Leaving out every picture, quote the data below exactly as it appears.

**Records for this task**

======

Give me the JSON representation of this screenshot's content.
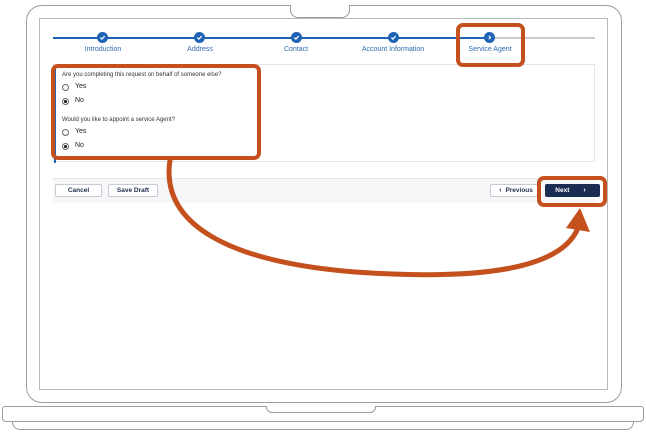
{
  "stepper": {
    "steps": [
      {
        "label": "Introduction",
        "state": "complete"
      },
      {
        "label": "Address",
        "state": "complete"
      },
      {
        "label": "Contact",
        "state": "complete"
      },
      {
        "label": "Account Information",
        "state": "complete"
      },
      {
        "label": "Service Agent",
        "state": "current"
      }
    ]
  },
  "form": {
    "q1": {
      "text": "Are you completing this request on behalf of someone else?",
      "options": [
        "Yes",
        "No"
      ],
      "selected": "No"
    },
    "q2": {
      "text": "Would you like to appoint a service Agent?",
      "options": [
        "Yes",
        "No"
      ],
      "selected": "No"
    }
  },
  "actions": {
    "cancel_label": "Cancel",
    "save_draft_label": "Save Draft",
    "previous_label": "Previous",
    "next_label": "Next"
  },
  "colors": {
    "accent": "#1f63b6",
    "primary_button": "#1a2c52",
    "annotation": "#c4501e"
  },
  "icons": {
    "step_complete": "checkmark-icon",
    "step_current": "chevron-right-icon",
    "annotation_arrow": "curved-arrow-icon"
  }
}
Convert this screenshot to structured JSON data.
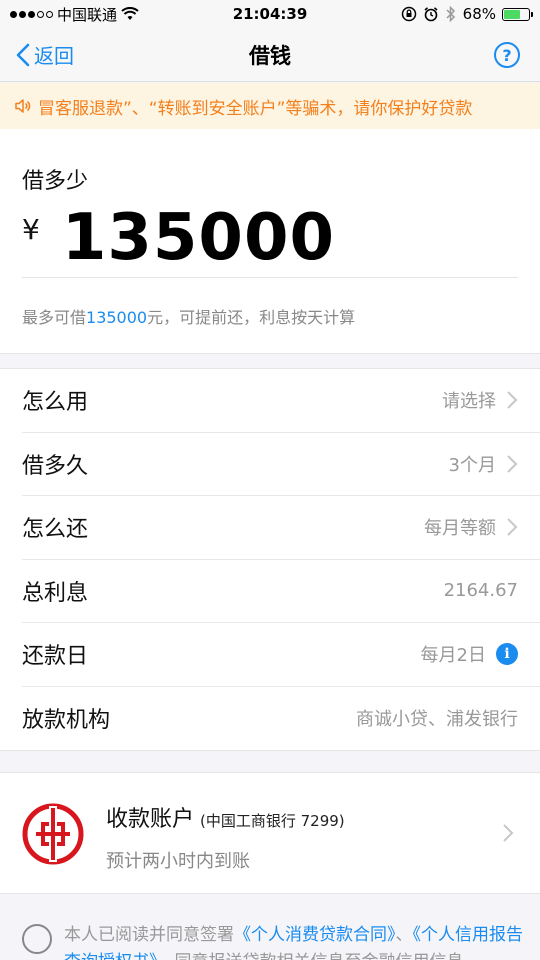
{
  "status_bar": {
    "carrier": "中国联通",
    "time": "21:04:39",
    "battery_percent": "68%",
    "battery_level": 0.68
  },
  "nav": {
    "back_label": "返回",
    "title": "借钱",
    "help_label": "?"
  },
  "notice": {
    "text": "冒客服退款”、“转账到安全账户”等骗术，请你保护好贷款"
  },
  "amount": {
    "label": "借多少",
    "currency": "¥",
    "value": "135000",
    "hint_prefix": "最多可借",
    "hint_amount": "135000",
    "hint_suffix": "元，可提前还，利息按天计算"
  },
  "rows": [
    {
      "label": "怎么用",
      "value": "请选择"
    },
    {
      "label": "借多久",
      "value": "3个月"
    },
    {
      "label": "怎么还",
      "value": "每月等额"
    },
    {
      "label": "总利息",
      "value": "2164.67"
    },
    {
      "label": "还款日",
      "value": "每月2日"
    },
    {
      "label": "放款机构",
      "value": "商诚小贷、浦发银行"
    }
  ],
  "account": {
    "title": "收款账户",
    "bank": "(中国工商银行 7299)",
    "desc": "预计两小时内到账"
  },
  "agreement": {
    "prefix": "本人已阅读并同意签署",
    "link1": "《个人消费贷款合同》",
    "sep": "、",
    "link2": "《个人信用报告查询授权书》",
    "suffix": "、同意报送贷款相关信息至金融信用信息"
  },
  "colors": {
    "accent": "#1a8cf0",
    "notice_text": "#f2801e",
    "notice_bg": "#fdf4e1",
    "bank_red": "#d7161e"
  }
}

======

**Completed exercise**
Give me the JSON representation of this screenshot's content.
{
  "stepper": {
    "steps": [
      {
        "label": "Introduction",
        "state": "complete"
      },
      {
        "label": "Address",
        "state": "complete"
      },
      {
        "label": "Contact",
        "state": "complete"
      },
      {
        "label": "Account Information",
        "state": "complete"
      },
      {
        "label": "Service Agent",
        "state": "current"
      }
    ]
  },
  "form": {
    "q1": {
      "text": "Are you completing this request on behalf of someone else?",
      "options": [
        "Yes",
        "No"
      ],
      "selected": "No"
    },
    "q2": {
      "text": "Would you like to appoint a service Agent?",
      "options": [
        "Yes",
        "No"
      ],
      "selected": "No"
    }
  },
  "actions": {
    "cancel_label": "Cancel",
    "save_draft_label": "Save Draft",
    "previous_label": "Previous",
    "next_label": "Next"
  },
  "colors": {
    "accent": "#1f63b6",
    "primary_button": "#1a2c52",
    "annotation": "#c4501e"
  },
  "icons": {
    "step_complete": "checkmark-icon",
    "step_current": "chevron-right-icon",
    "annotation_arrow": "curved-arrow-icon"
  }
}
Convert this screenshot to structured JSON data.
{
  "status_bar": {
    "carrier": "中国联通",
    "time": "21:04:39",
    "battery_percent": "68%",
    "battery_level": 0.68
  },
  "nav": {
    "back_label": "返回",
    "title": "借钱",
    "help_label": "?"
  },
  "notice": {
    "text": "冒客服退款”、“转账到安全账户”等骗术，请你保护好贷款"
  },
  "amount": {
    "label": "借多少",
    "currency": "¥",
    "value": "135000",
    "hint_prefix": "最多可借",
    "hint_amount": "135000",
    "hint_suffix": "元，可提前还，利息按天计算"
  },
  "rows": [
    {
      "label": "怎么用",
      "value": "请选择"
    },
    {
      "label": "借多久",
      "value": "3个月"
    },
    {
      "label": "怎么还",
      "value": "每月等额"
    },
    {
      "label": "总利息",
      "value": "2164.67"
    },
    {
      "label": "还款日",
      "value": "每月2日"
    },
    {
      "label": "放款机构",
      "value": "商诚小贷、浦发银行"
    }
  ],
  "account": {
    "title": "收款账户",
    "bank": "(中国工商银行 7299)",
    "desc": "预计两小时内到账"
  },
  "agreement": {
    "prefix": "本人已阅读并同意签署",
    "link1": "《个人消费贷款合同》",
    "sep": "、",
    "link2": "《个人信用报告查询授权书》",
    "suffix": "、同意报送贷款相关信息至金融信用信息"
  },
  "colors": {
    "accent": "#1a8cf0",
    "notice_text": "#f2801e",
    "notice_bg": "#fdf4e1",
    "bank_red": "#d7161e"
  }
}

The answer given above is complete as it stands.